§ **EXERCISE TASK**
Quote the line containing "What does this" and all lines that follow it in the listing below, exactly as written.
>> begin GIVEN INFORMATION
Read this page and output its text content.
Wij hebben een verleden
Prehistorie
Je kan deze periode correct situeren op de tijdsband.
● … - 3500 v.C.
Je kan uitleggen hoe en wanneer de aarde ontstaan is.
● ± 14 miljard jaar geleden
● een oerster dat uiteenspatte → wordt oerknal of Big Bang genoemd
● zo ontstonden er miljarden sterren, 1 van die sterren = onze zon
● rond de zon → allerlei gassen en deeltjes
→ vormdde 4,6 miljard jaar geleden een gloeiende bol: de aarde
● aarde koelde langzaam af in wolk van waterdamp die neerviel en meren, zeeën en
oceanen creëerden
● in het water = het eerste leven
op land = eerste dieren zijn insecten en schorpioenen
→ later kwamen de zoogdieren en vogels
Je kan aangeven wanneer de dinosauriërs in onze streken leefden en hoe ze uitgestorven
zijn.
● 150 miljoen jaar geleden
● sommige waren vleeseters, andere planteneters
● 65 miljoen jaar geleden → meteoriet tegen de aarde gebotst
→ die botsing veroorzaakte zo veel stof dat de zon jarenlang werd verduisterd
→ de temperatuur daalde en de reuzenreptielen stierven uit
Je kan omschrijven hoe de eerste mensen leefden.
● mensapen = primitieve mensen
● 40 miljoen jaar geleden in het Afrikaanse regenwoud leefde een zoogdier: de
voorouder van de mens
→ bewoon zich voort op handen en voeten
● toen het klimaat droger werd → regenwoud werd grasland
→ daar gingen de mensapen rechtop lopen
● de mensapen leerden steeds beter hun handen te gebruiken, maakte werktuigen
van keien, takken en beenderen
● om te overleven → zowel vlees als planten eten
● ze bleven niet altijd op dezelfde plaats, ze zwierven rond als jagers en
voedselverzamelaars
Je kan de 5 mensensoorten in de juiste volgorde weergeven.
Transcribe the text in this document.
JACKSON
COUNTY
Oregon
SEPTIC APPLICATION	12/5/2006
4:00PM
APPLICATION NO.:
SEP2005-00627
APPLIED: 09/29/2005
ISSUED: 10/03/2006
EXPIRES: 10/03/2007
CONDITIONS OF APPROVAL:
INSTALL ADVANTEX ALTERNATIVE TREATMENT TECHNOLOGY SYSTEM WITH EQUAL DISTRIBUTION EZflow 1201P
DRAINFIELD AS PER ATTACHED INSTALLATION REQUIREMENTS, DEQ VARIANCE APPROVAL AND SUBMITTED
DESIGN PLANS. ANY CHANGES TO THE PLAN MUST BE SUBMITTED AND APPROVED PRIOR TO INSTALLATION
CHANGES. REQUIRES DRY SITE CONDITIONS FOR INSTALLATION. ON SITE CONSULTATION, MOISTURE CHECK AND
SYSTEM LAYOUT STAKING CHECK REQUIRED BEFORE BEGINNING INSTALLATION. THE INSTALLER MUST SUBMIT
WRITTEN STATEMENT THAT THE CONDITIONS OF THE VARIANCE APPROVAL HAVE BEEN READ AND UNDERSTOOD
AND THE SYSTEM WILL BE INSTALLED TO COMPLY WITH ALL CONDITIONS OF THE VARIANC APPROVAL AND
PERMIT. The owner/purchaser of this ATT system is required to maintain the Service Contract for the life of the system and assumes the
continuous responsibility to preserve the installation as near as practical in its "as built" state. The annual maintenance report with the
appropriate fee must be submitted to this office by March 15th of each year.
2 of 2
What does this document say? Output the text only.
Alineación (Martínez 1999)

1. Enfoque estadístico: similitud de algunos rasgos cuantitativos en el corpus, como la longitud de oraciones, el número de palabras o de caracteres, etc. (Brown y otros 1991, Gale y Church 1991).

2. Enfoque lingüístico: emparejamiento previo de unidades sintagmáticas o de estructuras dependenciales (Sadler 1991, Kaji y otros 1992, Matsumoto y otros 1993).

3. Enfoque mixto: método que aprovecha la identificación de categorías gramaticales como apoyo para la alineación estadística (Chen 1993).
>> end GIVEN INFORMATION
§ **TASK RESPONSE**
What does this document say? Output the text only.
Alineación (Martínez 1999)

1. Enfoque estadístico: similitud de algunos rasgos cuantitativos en el corpus, como la longitud de oraciones, el número de palabras o de caracteres, etc. (Brown y otros 1991, Gale y Church 1991).

2. Enfoque lingüístico: emparejamiento previo de unidades sintagmáticas o de estructuras dependenciales (Sadler 1991, Kaji y otros 1992, Matsumoto y otros 1993).

3. Enfoque mixto: método que aprovecha la identificación de categorías gramaticales como apoyo para la alineación estadística (Chen 1993).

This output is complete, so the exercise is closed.